··· Records for this task

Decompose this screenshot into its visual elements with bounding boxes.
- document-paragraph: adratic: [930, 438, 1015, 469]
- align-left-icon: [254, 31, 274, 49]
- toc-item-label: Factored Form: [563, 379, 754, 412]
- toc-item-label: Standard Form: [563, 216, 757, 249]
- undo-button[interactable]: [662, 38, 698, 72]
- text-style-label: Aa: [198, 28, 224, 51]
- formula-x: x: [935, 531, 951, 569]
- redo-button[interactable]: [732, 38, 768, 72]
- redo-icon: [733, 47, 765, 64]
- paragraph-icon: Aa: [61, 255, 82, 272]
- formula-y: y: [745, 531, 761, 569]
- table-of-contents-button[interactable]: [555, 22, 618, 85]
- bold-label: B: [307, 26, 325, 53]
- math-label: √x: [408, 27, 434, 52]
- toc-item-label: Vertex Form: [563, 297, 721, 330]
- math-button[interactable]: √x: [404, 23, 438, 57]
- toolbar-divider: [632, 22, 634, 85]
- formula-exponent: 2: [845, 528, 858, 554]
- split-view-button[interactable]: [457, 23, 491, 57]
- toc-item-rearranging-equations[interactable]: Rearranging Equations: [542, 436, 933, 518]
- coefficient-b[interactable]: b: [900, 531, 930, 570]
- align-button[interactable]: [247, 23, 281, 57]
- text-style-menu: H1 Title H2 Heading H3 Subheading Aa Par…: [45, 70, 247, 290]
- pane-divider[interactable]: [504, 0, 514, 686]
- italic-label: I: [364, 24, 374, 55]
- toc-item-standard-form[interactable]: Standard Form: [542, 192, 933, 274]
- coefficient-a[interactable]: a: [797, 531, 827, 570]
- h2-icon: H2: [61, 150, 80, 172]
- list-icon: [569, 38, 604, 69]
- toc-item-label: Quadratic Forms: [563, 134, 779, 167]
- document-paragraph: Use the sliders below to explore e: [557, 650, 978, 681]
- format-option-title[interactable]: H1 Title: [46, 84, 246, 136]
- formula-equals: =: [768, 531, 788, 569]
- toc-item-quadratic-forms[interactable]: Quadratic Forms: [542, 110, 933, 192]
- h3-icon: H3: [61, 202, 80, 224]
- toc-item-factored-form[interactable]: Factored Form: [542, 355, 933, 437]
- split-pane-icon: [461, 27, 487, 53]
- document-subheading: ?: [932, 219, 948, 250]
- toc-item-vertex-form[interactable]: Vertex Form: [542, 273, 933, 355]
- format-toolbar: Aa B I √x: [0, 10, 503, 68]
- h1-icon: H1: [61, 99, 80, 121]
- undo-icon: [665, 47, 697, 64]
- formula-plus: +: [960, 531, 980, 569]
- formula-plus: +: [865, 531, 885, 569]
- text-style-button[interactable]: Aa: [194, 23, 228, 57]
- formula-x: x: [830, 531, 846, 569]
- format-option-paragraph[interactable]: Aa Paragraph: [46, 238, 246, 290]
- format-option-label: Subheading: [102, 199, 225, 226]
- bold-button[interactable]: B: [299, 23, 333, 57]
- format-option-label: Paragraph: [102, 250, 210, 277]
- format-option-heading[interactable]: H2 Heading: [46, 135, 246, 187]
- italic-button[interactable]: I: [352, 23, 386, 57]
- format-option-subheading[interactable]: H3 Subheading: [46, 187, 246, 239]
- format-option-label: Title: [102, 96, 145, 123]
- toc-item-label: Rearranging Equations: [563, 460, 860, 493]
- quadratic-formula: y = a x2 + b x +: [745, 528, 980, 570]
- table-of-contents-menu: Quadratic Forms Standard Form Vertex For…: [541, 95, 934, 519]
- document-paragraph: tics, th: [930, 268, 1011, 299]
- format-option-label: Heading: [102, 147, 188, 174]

······

» Objective: Copy out every line of the records above word for word, changing nothing and leaving nothing out.

» Expected output:
Decompose this screenshot into its visual elements with bounding boxes.
- document-paragraph: adratic: [930, 438, 1015, 469]
- align-left-icon: [254, 31, 274, 49]
- toc-item-label: Factored Form: [563, 379, 754, 412]
- toc-item-label: Standard Form: [563, 216, 757, 249]
- undo-button[interactable]: [662, 38, 698, 72]
- text-style-label: Aa: [198, 28, 224, 51]
- formula-x: x: [935, 531, 951, 569]
- redo-button[interactable]: [732, 38, 768, 72]
- redo-icon: [733, 47, 765, 64]
- paragraph-icon: Aa: [61, 255, 82, 272]
- formula-y: y: [745, 531, 761, 569]
- table-of-contents-button[interactable]: [555, 22, 618, 85]
- bold-label: B: [307, 26, 325, 53]
- math-label: √x: [408, 27, 434, 52]
- toc-item-label: Vertex Form: [563, 297, 721, 330]
- math-button[interactable]: √x: [404, 23, 438, 57]
- toolbar-divider: [632, 22, 634, 85]
- formula-exponent: 2: [845, 528, 858, 554]
- split-view-button[interactable]: [457, 23, 491, 57]
- toc-item-rearranging-equations[interactable]: Rearranging Equations: [542, 436, 933, 518]
- coefficient-b[interactable]: b: [900, 531, 930, 570]
- align-button[interactable]: [247, 23, 281, 57]
- text-style-menu: H1 Title H2 Heading H3 Subheading Aa Par…: [45, 70, 247, 290]
- pane-divider[interactable]: [504, 0, 514, 686]
- italic-label: I: [364, 24, 374, 55]
- toc-item-standard-form[interactable]: Standard Form: [542, 192, 933, 274]
- coefficient-a[interactable]: a: [797, 531, 827, 570]
- h2-icon: H2: [61, 150, 80, 172]
- list-icon: [569, 38, 604, 69]
- toc-item-label: Quadratic Forms: [563, 134, 779, 167]
- document-paragraph: Use the sliders below to explore e: [557, 650, 978, 681]
- format-option-title[interactable]: H1 Title: [46, 84, 246, 136]
- formula-equals: =: [768, 531, 788, 569]
- toc-item-quadratic-forms[interactable]: Quadratic Forms: [542, 110, 933, 192]
- h3-icon: H3: [61, 202, 80, 224]
- toc-item-factored-form[interactable]: Factored Form: [542, 355, 933, 437]
- split-pane-icon: [461, 27, 487, 53]
- document-subheading: ?: [932, 219, 948, 250]
- toc-item-vertex-form[interactable]: Vertex Form: [542, 273, 933, 355]
- format-toolbar: Aa B I √x: [0, 10, 503, 68]
- h1-icon: H1: [61, 99, 80, 121]
- undo-icon: [665, 47, 697, 64]
- formula-plus: +: [960, 531, 980, 569]
- formula-plus: +: [865, 531, 885, 569]
- text-style-button[interactable]: Aa: [194, 23, 228, 57]
- formula-x: x: [830, 531, 846, 569]
- format-option-paragraph[interactable]: Aa Paragraph: [46, 238, 246, 290]
- format-option-label: Subheading: [102, 199, 225, 226]
- bold-button[interactable]: B: [299, 23, 333, 57]
- format-option-label: Paragraph: [102, 250, 210, 277]
- format-option-heading[interactable]: H2 Heading: [46, 135, 246, 187]
- italic-button[interactable]: I: [352, 23, 386, 57]
- format-option-subheading[interactable]: H3 Subheading: [46, 187, 246, 239]
- format-option-label: Title: [102, 96, 145, 123]
- toc-item-label: Rearranging Equations: [563, 460, 860, 493]
- quadratic-formula: y = a x2 + b x +: [745, 528, 980, 570]
- table-of-contents-menu: Quadratic Forms Standard Form Vertex For…: [541, 95, 934, 519]
- document-paragraph: tics, th: [930, 268, 1011, 299]
- format-option-label: Heading: [102, 147, 188, 174]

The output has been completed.